PETUNJUK TUGAS:
1. Salin dengan tepat bagian artikel tentang tim mahasiswa peraih perak Pimnas, mulai dari "MALANG, Tugujatim.id Banyak" sampai dengan "Zaman (Teknik/2020/semester 6).", termasuk kedua bagian tersebut.
2. Tuliskan kelanjutan artikel tentang tim mahasiswa peraih perak Pimnas, dimulai setelah kalimat terakhir yang ditampilkan.

KUTIPAN DOKUMEN:
============

Angkat Riset Transpuan, Tim Mahasiswa Psikologi Universitas Negeri Malang Raih Perak di Pimnas Ke-35

Universitas Negeri Malang.
Rafifah Indra Azhari dan empat mahasiswa Universitas Negeri Malang (UM), baik fakultas psikologi dan fakultas lainnya usai meraih medali perak di ajang Pimnas ke-35. (Foto: dok Rafifah Indra Azhari)

MALANG, Tugujatim.id Banyak jalan yang bisa dilakukan untuk bisa meraih prestasi, salah satunya melalui riset. Hal itulah yang dilakukan lima mahasiswa, termasuk mahasiswa Psikologi Universitas Negeri Malang.

Lima mahasiswa berprestasi tersebut adalah Rafifah Indra Azhari (Psikologi/2020/semester 6), Alief Yusticia (Psikologi 2020/semester 6), Rayhan Auliya Naufaldi (Psikologi 2021/semester 4), Cahyati Kharismatul Azizah (Sosiologi/2020/semester 6), dan M. Khanif Badruz Zaman (Teknik/2020/semester 6).

Kelima mahasiswa itu berhasil meraih medali perak di ajang Pekan Ilmiah Mahasiswa Nasional (Pimnas) ke-35 yang dilaksanakan di Malang. Untuk karya yang mengantarkan mereka meraih medali perak adalah karya riset berjudul “Menebas Stigma Negatif di Masyarakat: Mekanisme Coping Sebagai Senjata di Balik Kemapanan Transpuan di Kota Urban Malang”.

============

(Item Dataset)
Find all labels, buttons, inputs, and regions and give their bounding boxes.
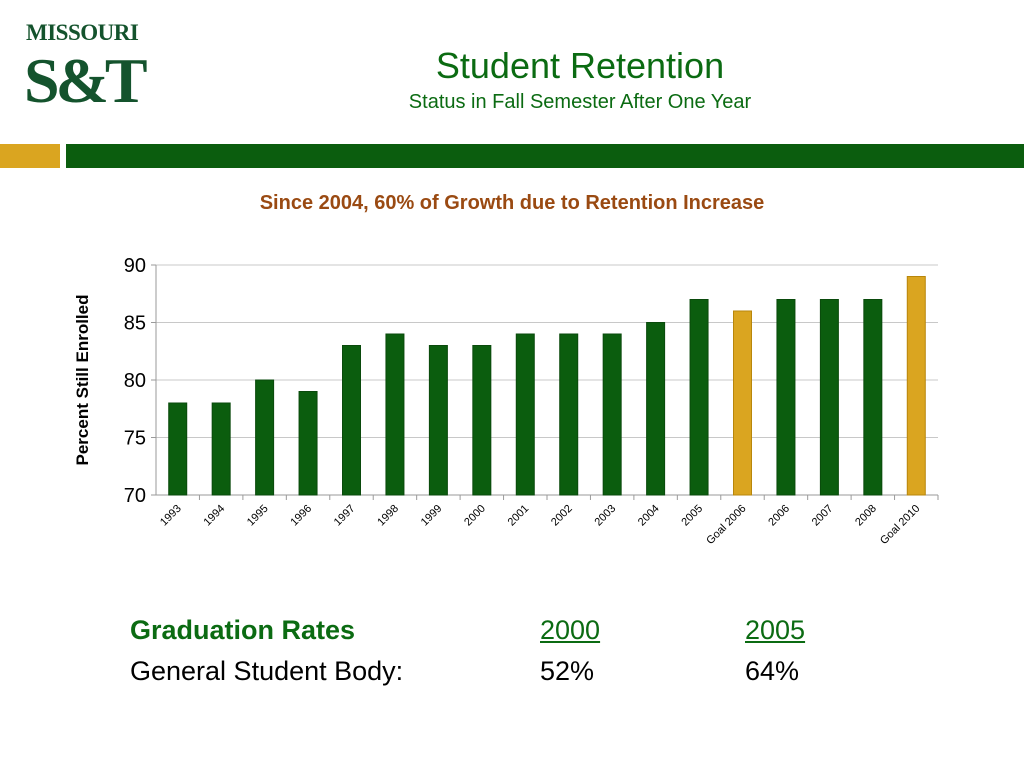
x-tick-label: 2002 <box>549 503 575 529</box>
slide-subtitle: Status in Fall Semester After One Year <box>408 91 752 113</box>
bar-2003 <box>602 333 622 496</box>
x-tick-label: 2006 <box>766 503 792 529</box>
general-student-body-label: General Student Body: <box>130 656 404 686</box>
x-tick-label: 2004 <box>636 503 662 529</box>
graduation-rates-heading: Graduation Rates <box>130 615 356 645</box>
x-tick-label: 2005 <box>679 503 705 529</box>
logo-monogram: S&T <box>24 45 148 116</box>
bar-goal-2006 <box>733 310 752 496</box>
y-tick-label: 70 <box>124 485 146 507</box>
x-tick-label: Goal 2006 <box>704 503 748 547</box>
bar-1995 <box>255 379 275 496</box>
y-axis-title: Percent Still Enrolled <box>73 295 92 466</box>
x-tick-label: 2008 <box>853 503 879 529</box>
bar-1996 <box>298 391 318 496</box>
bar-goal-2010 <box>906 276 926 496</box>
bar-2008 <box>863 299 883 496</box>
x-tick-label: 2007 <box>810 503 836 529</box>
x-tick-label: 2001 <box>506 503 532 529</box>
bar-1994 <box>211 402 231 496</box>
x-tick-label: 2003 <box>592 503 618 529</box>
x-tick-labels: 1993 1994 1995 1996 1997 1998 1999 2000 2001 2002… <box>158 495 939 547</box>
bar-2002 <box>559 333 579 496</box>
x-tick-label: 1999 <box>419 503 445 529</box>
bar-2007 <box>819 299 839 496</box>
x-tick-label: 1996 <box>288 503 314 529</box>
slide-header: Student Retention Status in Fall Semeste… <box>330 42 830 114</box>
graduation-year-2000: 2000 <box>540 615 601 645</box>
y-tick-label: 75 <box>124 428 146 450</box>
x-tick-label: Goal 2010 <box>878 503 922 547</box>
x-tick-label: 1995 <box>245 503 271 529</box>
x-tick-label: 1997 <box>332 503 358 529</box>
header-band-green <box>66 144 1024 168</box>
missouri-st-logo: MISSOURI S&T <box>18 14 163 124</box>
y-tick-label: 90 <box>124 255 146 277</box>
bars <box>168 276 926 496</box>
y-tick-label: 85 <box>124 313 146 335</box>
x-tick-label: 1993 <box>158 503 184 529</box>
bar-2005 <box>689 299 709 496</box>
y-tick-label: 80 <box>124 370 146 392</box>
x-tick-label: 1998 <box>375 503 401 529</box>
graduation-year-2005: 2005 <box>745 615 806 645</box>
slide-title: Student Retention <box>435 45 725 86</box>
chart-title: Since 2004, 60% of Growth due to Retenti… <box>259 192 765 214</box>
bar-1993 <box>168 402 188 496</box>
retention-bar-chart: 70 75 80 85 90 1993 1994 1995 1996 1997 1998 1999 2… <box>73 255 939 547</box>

============

JAWABAN PER TUGAS:
1.
MALANG, Tugujatim.id Banyak jalan yang bisa dilakukan untuk bisa meraih prestasi, salah satunya melalui riset. Hal itulah yang dilakukan lima mahasiswa, termasuk mahasiswa Psikologi Universitas Negeri Malang.

Lima mahasiswa berprestasi tersebut adalah Rafifah Indra Azhari (Psikologi/2020/semester 6), Alief Yusticia (Psikologi 2020/semester 6), Rayhan Auliya Naufaldi (Psikologi 2021/semester 4), Cahyati Kharismatul Azizah (Sosiologi/2020/semester 6), dan M. Khanif Badruz Zaman (Teknik/2020/semester 6).

2.
Ketua tim Rafifah Indra Azhari menceritakan jika keberhasilan tim dari Universitas Negeri Malang itu setelah mereka menyelesaikan sebuah riset tentang transpuan. Mahasiswa Psikologi Universitas Negeri Malang ini mengatakan, riset tersebut membahas tentang mekanisme coping. Yaitu sebuah cara individu mengatasi stres atau cara seseorang untuk keluar dari stres yang dia alami.

Untuk mekanisme coping tersebut meriset tentang lima orang transpuan yakni waria yang sering kali mengalami banyak diskriminasi di masyarakat. Selain itu, bagaimana cara mereka mengatasi stres yang diakibatkan stigma buruk di masyarakat.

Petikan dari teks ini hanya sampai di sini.